[BRANO ESTRATTO]
Regia: Frémaux Thierry

Cast e credits:
Produzione: Association Frères Lumière, Institut Lumière; distribuzione: Cineteca di Bologna; origine: Usa-Francia, 2016; durata: 90'.

Trama:Nel 1895 i Lumière inventano il cinematografo, la macchina magica capace di riprendere il mondo. I loro operatori, inviati ai quattro angoli della terra, danno inizio alla più grande avventura della modernità: catturare la vita, interpretarla, raccontarla. Città, paesaggi, uomini, donne, bambini, animali, il lavoro, il gioco, il mare, la folla, la solitudine: la bellezza luminosa e potente di queste vedute lascia ancora senza fiato. Messa in scena, travelling, trucchi, remake: i fratelli di Lione hanno inventato il cinematografo e stanno inventando il cinema.
114 film realizzati tra il 1895 e il 1905, i pochi che tutti conoscono (l’uscita dalle officine, l’arrivo del treno, l’innaffiatore innaffiato, tutta Parigi ai nostri piedi salendo sulla torre Eiffel) e tante gemme sconosciute, vengono presentati per la prima volta nel nuovissimo restauro digitale in 4K.
Commento letto da Valerio Mastandrea.

Critica (1):Che i Lumière abbiano inventato il cinematografo lo sappiamo tutti. Ma ci siamo mai chiesti veramente cosa questo significhi? Certamente furono in primo luogo inventori, capaci di surclassare i concorrenti e, per tutta la vita, continuarono, coerentemente, a esserlo.

[DATI FORNITI]
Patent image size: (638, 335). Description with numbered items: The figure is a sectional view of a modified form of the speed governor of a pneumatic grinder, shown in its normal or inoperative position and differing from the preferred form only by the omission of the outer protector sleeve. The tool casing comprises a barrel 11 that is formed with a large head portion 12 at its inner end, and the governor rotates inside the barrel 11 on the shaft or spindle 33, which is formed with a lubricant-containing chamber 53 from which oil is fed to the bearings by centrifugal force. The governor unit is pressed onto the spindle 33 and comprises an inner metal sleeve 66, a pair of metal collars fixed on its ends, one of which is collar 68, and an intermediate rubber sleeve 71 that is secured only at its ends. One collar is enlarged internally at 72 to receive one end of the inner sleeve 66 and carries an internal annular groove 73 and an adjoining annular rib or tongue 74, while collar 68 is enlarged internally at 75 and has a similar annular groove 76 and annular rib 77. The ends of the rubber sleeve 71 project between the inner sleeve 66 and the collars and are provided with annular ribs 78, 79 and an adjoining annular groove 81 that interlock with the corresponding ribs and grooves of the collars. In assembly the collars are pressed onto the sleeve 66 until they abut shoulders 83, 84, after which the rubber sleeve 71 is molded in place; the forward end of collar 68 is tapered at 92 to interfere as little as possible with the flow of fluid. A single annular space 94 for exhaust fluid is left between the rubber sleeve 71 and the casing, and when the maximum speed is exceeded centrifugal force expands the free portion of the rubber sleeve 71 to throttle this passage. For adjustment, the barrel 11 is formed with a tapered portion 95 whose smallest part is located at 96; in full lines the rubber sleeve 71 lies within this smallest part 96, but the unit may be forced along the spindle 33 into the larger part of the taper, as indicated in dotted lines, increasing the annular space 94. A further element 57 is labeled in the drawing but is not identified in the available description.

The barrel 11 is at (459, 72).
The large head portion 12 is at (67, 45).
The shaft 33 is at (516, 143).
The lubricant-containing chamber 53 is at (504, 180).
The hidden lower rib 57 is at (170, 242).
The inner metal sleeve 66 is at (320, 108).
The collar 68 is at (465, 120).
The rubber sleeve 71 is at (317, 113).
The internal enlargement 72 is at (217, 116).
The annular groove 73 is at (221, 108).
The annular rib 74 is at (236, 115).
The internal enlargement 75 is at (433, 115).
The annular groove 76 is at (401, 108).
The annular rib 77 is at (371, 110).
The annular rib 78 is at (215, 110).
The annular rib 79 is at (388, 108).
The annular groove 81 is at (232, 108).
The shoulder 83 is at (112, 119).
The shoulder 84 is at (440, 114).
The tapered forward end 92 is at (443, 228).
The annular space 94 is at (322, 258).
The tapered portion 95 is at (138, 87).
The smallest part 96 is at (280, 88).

[COMPITO ASSEGNATO 1] Secondo il brano estratto, chi legge il commento del film?
[COMPITO ASSEGNATO 2] In base al brano estratto, spiega in che cosa consiste "la più grande avventura della modernità" iniziata dagli operatori dei Lumière.
[COMPITO ASSEGNATO 3] Indica se ciascuna affermazione concorda con il brano estratto: (a) il film dura 90 minuti; (b) i 114 film presentati furono girati tra il 1895 e il 1910; (c) la distribuzione è della Cineteca di Bologna.

[RISPOSTA COMPLETA 1] Valerio Mastandrea.

[RISPOSTA COMPLETA 2] Gli operatori, mandati ai quattro angoli della terra con il cinematografo, si mettono a catturare la vita, interpretarla e raccontarla. È questo che il brano chiama "la più grande avventura della modernità".

[RISPOSTA COMPLETA 3]
(a) Sì: "durata: 90'".
(b) No: "114 film realizzati tra il 1895 e il 1905".
(c) Sì: "distribuzione: Cineteca di Bologna".